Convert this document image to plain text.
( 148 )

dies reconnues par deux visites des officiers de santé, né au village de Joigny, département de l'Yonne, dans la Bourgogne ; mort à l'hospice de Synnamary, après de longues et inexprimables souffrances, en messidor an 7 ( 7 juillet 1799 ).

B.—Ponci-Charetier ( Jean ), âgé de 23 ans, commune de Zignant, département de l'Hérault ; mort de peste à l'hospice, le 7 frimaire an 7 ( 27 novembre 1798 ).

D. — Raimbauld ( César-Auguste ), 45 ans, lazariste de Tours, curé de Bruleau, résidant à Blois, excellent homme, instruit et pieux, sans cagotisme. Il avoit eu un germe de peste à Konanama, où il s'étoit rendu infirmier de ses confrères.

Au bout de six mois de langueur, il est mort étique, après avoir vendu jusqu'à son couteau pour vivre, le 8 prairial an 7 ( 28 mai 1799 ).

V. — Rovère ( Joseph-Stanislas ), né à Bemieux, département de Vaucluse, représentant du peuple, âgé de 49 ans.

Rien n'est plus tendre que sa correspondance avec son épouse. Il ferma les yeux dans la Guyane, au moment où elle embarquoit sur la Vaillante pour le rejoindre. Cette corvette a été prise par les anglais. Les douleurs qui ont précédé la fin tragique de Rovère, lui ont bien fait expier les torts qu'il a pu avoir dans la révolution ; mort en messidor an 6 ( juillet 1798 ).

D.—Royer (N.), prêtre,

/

Stated task |
Copy all the entries verbatim.

Task answer |
Convert this document image to plain text.
( 148 )

dies reconnues par deux visites des officiers de santé, né au village de Joigny, département de l'Yonne, dans la Bourgogne ; mort à l'hospice de Synnamary, après de longues et inexprimables souffrances, en messidor an 7 ( 7 juillet 1799 ).

B.—Ponci-Charetier ( Jean ), âgé de 23 ans, commune de Zignant, département de l'Hérault ; mort de peste à l'hospice, le 7 frimaire an 7 ( 27 novembre 1798 ).

D. — Raimbauld ( César-Auguste ), 45 ans, lazariste de Tours, curé de Bruleau, résidant à Blois, excellent homme, instruit et pieux, sans cagotisme. Il avoit eu un germe de peste à Konanama, où il s'étoit rendu infirmier de ses confrères.

Au bout de six mois de langueur, il est mort étique, après avoir vendu jusqu'à son couteau pour vivre, le 8 prairial an 7 ( 28 mai 1799 ).

V. — Rovère ( Joseph-Stanislas ), né à Bemieux, département de Vaucluse, représentant du peuple, âgé de 49 ans.

Rien n'est plus tendre que sa correspondance avec son épouse. Il ferma les yeux dans la Guyane, au moment où elle embarquoit sur la Vaillante pour le rejoindre. Cette corvette a été prise par les anglais. Les douleurs qui ont précédé la fin tragique de Rovère, lui ont bien fait expier les torts qu'il a pu avoir dans la révolution ; mort en messidor an 6 ( juillet 1798 ).

D.—Royer (N.), prêtre,

/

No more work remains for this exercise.